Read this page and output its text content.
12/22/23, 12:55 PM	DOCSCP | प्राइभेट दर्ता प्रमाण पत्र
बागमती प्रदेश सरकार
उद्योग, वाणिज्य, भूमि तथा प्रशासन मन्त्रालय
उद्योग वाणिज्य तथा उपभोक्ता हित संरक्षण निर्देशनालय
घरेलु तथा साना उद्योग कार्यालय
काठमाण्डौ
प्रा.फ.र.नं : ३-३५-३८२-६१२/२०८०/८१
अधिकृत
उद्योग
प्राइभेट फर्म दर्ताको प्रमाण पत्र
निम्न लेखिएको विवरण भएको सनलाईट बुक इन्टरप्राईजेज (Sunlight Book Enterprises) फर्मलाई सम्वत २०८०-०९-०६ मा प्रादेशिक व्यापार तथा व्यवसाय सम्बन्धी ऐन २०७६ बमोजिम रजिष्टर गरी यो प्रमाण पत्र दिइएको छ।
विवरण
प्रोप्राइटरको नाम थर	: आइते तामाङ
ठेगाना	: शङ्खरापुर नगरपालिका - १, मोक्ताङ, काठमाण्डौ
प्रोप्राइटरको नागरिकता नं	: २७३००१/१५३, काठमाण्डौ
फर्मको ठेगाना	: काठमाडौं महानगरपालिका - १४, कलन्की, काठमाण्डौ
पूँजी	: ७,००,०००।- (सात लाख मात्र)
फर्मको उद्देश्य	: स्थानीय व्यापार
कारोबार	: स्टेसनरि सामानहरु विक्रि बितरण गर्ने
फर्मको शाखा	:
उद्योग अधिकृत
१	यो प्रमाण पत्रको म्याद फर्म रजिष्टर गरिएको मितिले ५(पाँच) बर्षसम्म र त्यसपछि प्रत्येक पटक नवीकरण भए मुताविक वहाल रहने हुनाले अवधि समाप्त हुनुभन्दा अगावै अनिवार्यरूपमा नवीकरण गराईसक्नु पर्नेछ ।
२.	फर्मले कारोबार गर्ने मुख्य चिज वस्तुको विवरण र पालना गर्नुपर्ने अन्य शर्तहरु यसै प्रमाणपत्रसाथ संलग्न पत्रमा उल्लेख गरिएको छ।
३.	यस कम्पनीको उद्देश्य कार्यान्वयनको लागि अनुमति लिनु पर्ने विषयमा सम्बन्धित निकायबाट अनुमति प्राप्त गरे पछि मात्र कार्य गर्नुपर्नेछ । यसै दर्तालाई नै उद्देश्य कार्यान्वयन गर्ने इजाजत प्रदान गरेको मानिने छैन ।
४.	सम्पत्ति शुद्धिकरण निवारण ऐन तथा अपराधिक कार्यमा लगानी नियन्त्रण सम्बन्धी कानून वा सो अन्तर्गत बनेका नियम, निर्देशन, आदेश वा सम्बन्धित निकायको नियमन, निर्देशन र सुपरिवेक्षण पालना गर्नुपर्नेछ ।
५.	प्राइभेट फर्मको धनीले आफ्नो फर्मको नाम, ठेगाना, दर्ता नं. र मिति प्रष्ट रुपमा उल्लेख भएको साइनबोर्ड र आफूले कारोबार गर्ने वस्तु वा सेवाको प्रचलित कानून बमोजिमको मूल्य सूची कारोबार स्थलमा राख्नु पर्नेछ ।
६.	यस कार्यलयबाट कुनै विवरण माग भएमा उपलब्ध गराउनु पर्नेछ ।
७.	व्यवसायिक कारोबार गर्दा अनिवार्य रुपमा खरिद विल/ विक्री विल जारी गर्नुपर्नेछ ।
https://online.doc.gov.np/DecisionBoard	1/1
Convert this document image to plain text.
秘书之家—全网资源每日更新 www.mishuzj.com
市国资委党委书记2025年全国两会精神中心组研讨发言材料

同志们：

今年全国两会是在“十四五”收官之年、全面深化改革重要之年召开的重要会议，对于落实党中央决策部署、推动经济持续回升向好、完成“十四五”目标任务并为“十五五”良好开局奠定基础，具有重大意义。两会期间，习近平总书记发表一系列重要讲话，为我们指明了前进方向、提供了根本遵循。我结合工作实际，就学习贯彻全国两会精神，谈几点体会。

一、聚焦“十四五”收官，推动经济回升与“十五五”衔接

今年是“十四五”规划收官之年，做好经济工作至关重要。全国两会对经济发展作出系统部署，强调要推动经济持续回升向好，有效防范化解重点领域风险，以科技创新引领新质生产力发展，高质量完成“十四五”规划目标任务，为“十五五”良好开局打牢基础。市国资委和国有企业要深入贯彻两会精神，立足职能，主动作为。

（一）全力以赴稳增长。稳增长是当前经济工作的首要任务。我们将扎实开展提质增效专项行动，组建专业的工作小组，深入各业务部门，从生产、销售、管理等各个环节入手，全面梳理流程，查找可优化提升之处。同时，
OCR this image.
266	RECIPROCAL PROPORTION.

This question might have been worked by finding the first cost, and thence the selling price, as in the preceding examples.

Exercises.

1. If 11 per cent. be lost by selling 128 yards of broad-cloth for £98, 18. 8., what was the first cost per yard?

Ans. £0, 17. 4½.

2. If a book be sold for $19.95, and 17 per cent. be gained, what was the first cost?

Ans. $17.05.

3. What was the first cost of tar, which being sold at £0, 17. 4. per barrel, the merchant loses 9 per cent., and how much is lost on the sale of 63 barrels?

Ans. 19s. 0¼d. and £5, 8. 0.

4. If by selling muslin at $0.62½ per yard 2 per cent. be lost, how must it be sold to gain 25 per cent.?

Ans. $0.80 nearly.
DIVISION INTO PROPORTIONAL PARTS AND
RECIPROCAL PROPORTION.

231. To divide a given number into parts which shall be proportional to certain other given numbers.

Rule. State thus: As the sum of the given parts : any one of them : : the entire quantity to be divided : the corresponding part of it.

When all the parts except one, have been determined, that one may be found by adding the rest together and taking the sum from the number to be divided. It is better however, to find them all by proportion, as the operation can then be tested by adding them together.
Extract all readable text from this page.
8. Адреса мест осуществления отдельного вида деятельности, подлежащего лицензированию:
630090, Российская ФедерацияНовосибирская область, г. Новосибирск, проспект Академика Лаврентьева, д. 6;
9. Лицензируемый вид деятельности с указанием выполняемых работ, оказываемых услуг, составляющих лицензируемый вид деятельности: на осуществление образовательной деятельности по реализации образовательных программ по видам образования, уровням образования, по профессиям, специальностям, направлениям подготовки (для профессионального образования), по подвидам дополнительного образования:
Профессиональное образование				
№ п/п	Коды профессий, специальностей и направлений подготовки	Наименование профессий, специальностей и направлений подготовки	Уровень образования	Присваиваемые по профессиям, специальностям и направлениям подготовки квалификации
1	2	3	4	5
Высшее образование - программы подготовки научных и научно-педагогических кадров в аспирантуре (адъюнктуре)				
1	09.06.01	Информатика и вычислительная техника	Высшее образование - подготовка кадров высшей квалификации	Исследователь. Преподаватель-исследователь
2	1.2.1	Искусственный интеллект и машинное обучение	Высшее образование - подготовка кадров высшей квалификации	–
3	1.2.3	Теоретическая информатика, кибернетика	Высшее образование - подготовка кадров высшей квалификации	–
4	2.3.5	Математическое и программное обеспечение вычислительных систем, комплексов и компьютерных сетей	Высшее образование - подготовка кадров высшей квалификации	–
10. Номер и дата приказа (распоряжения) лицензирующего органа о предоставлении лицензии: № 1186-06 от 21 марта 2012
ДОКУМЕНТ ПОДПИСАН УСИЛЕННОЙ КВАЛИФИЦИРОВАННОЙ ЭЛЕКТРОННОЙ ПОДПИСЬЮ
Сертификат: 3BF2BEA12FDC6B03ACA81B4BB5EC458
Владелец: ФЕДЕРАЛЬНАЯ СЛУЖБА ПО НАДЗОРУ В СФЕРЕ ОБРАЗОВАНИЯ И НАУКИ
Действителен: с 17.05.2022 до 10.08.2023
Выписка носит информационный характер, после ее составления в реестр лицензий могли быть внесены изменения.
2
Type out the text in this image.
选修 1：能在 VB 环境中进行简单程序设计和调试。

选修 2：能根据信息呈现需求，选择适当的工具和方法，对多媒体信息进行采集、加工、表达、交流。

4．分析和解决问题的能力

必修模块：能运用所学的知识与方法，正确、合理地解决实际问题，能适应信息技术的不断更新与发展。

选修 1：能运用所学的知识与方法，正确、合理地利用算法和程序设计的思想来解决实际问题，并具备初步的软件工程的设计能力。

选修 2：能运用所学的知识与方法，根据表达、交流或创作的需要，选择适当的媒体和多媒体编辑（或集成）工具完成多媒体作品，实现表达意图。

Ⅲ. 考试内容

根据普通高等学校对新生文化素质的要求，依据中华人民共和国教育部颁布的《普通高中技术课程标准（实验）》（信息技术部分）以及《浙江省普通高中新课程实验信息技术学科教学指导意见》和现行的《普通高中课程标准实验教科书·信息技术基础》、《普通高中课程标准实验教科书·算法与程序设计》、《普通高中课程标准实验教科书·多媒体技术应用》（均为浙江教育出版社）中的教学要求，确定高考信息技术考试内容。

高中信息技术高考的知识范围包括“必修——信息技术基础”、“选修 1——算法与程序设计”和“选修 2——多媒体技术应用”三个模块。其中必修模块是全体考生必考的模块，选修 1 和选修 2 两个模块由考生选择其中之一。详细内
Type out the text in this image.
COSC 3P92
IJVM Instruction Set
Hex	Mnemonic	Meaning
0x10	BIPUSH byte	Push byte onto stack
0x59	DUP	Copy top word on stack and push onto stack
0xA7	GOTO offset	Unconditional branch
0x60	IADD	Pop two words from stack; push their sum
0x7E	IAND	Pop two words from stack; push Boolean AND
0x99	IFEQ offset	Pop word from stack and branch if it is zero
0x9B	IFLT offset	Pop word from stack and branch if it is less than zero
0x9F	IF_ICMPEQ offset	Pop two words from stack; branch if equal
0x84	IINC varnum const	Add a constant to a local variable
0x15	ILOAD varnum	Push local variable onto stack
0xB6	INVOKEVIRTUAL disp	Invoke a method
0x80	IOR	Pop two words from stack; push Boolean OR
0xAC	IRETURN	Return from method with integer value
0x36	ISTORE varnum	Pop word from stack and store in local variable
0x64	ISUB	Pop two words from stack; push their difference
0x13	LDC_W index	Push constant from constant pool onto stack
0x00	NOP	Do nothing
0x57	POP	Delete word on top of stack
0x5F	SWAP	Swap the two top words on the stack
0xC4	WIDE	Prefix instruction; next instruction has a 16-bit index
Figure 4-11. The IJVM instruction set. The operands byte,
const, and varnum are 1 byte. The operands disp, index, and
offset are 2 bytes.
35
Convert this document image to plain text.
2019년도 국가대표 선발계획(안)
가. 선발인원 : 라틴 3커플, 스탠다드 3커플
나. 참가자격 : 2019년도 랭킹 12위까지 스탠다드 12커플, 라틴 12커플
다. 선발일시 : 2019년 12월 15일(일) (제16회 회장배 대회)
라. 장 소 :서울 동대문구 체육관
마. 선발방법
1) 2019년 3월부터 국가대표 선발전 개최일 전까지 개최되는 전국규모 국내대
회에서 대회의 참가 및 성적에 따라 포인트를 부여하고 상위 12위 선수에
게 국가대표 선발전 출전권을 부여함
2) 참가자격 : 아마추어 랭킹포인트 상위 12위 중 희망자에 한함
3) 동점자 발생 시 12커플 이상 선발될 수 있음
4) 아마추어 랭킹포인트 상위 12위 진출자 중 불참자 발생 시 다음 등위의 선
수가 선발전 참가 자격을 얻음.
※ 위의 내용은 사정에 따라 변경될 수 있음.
——
### Your task
Of the lines in the material, how many include "специальностям"? Respond with the number alone.

### Solution for this problem
2